- **RECORDS**
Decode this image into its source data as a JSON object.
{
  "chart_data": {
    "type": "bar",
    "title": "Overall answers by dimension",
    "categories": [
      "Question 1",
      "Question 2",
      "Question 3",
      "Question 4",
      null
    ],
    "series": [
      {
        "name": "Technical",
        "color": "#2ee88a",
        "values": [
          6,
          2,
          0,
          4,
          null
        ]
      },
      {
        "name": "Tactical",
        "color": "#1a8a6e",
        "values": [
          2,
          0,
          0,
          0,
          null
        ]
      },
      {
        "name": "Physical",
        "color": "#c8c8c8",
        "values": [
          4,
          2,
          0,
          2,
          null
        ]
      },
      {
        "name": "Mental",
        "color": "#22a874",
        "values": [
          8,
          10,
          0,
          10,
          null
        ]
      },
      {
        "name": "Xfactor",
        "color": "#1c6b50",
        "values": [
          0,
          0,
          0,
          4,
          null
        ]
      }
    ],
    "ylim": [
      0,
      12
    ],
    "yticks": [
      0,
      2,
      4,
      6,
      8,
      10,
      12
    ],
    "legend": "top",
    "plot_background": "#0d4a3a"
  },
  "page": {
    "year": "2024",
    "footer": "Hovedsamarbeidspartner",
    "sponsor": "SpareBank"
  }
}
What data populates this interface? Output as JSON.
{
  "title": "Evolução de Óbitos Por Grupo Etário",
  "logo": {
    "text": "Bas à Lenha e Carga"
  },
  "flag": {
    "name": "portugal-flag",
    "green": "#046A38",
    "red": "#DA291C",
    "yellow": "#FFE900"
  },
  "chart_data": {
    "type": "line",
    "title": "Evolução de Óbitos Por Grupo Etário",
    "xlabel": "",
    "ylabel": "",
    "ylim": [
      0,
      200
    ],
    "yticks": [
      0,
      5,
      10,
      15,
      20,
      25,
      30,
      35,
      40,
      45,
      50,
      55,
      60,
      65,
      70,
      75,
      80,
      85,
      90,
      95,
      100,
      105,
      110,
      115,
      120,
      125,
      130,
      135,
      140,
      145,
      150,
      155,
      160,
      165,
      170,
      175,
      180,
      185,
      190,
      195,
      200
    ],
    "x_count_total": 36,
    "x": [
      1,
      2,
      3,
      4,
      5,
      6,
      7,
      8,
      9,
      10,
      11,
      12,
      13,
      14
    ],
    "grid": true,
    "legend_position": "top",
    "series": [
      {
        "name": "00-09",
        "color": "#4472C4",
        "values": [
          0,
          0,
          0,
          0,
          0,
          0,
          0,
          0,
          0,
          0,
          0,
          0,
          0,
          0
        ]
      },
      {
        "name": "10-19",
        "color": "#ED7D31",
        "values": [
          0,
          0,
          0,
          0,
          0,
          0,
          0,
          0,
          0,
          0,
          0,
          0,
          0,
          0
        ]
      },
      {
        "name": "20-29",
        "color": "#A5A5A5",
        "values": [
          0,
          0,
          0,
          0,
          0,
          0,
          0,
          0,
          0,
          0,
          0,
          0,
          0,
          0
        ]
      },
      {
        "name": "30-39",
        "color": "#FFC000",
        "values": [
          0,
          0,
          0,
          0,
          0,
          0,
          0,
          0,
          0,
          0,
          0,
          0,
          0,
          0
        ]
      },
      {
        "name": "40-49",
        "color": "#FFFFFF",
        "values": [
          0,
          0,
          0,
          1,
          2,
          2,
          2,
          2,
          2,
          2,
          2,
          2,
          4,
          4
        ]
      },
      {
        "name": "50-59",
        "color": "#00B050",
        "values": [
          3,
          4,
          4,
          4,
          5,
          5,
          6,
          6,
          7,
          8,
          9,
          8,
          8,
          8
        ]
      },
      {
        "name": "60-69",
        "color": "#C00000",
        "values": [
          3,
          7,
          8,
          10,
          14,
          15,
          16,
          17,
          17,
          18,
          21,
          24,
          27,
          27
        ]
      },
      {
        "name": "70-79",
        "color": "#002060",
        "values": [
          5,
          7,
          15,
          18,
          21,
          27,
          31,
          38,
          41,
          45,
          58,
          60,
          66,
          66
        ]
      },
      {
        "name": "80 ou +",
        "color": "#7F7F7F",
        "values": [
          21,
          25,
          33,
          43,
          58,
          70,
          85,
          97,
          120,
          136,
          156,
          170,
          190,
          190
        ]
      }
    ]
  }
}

- **EXERCISE DESCRIPTION**
Copy out the whole listing exactly; please set it all down.

- **ANSWER TO THE EXERCISE**
Decode this image into its source data as a JSON object.
{
  "chart_data": {
    "type": "bar",
    "title": "Overall answers by dimension",
    "categories": [
      "Question 1",
      "Question 2",
      "Question 3",
      "Question 4",
      null
    ],
    "series": [
      {
        "name": "Technical",
        "color": "#2ee88a",
        "values": [
          6,
          2,
          0,
          4,
          null
        ]
      },
      {
        "name": "Tactical",
        "color": "#1a8a6e",
        "values": [
          2,
          0,
          0,
          0,
          null
        ]
      },
      {
        "name": "Physical",
        "color": "#c8c8c8",
        "values": [
          4,
          2,
          0,
          2,
          null
        ]
      },
      {
        "name": "Mental",
        "color": "#22a874",
        "values": [
          8,
          10,
          0,
          10,
          null
        ]
      },
      {
        "name": "Xfactor",
        "color": "#1c6b50",
        "values": [
          0,
          0,
          0,
          4,
          null
        ]
      }
    ],
    "ylim": [
      0,
      12
    ],
    "yticks": [
      0,
      2,
      4,
      6,
      8,
      10,
      12
    ],
    "legend": "top",
    "plot_background": "#0d4a3a"
  },
  "page": {
    "year": "2024",
    "footer": "Hovedsamarbeidspartner",
    "sponsor": "SpareBank"
  }
}
What data populates this interface? Output as JSON.
{
  "title": "Evolução de Óbitos Por Grupo Etário",
  "logo": {
    "text": "Bas à Lenha e Carga"
  },
  "flag": {
    "name": "portugal-flag",
    "green": "#046A38",
    "red": "#DA291C",
    "yellow": "#FFE900"
  },
  "chart_data": {
    "type": "line",
    "title": "Evolução de Óbitos Por Grupo Etário",
    "xlabel": "",
    "ylabel": "",
    "ylim": [
      0,
      200
    ],
    "yticks": [
      0,
      5,
      10,
      15,
      20,
      25,
      30,
      35,
      40,
      45,
      50,
      55,
      60,
      65,
      70,
      75,
      80,
      85,
      90,
      95,
      100,
      105,
      110,
      115,
      120,
      125,
      130,
      135,
      140,
      145,
      150,
      155,
      160,
      165,
      170,
      175,
      180,
      185,
      190,
      195,
      200
    ],
    "x_count_total": 36,
    "x": [
      1,
      2,
      3,
      4,
      5,
      6,
      7,
      8,
      9,
      10,
      11,
      12,
      13,
      14
    ],
    "grid": true,
    "legend_position": "top",
    "series": [
      {
        "name": "00-09",
        "color": "#4472C4",
        "values": [
          0,
          0,
          0,
          0,
          0,
          0,
          0,
          0,
          0,
          0,
          0,
          0,
          0,
          0
        ]
      },
      {
        "name": "10-19",
        "color": "#ED7D31",
        "values": [
          0,
          0,
          0,
          0,
          0,
          0,
          0,
          0,
          0,
          0,
          0,
          0,
          0,
          0
        ]
      },
      {
        "name": "20-29",
        "color": "#A5A5A5",
        "values": [
          0,
          0,
          0,
          0,
          0,
          0,
          0,
          0,
          0,
          0,
          0,
          0,
          0,
          0
        ]
      },
      {
        "name": "30-39",
        "color": "#FFC000",
        "values": [
          0,
          0,
          0,
          0,
          0,
          0,
          0,
          0,
          0,
          0,
          0,
          0,
          0,
          0
        ]
      },
      {
        "name": "40-49",
        "color": "#FFFFFF",
        "values": [
          0,
          0,
          0,
          1,
          2,
          2,
          2,
          2,
          2,
          2,
          2,
          2,
          4,
          4
        ]
      },
      {
        "name": "50-59",
        "color": "#00B050",
        "values": [
          3,
          4,
          4,
          4,
          5,
          5,
          6,
          6,
          7,
          8,
          9,
          8,
          8,
          8
        ]
      },
      {
        "name": "60-69",
        "color": "#C00000",
        "values": [
          3,
          7,
          8,
          10,
          14,
          15,
          16,
          17,
          17,
          18,
          21,
          24,
          27,
          27
        ]
      },
      {
        "name": "70-79",
        "color": "#002060",
        "values": [
          5,
          7,
          15,
          18,
          21,
          27,
          31,
          38,
          41,
          45,
          58,
          60,
          66,
          66
        ]
      },
      {
        "name": "80 ou +",
        "color": "#7F7F7F",
        "values": [
          21,
          25,
          33,
          43,
          58,
          70,
          85,
          97,
          120,
          136,
          156,
          170,
          190,
          190
        ]
      }
    ]
  }
}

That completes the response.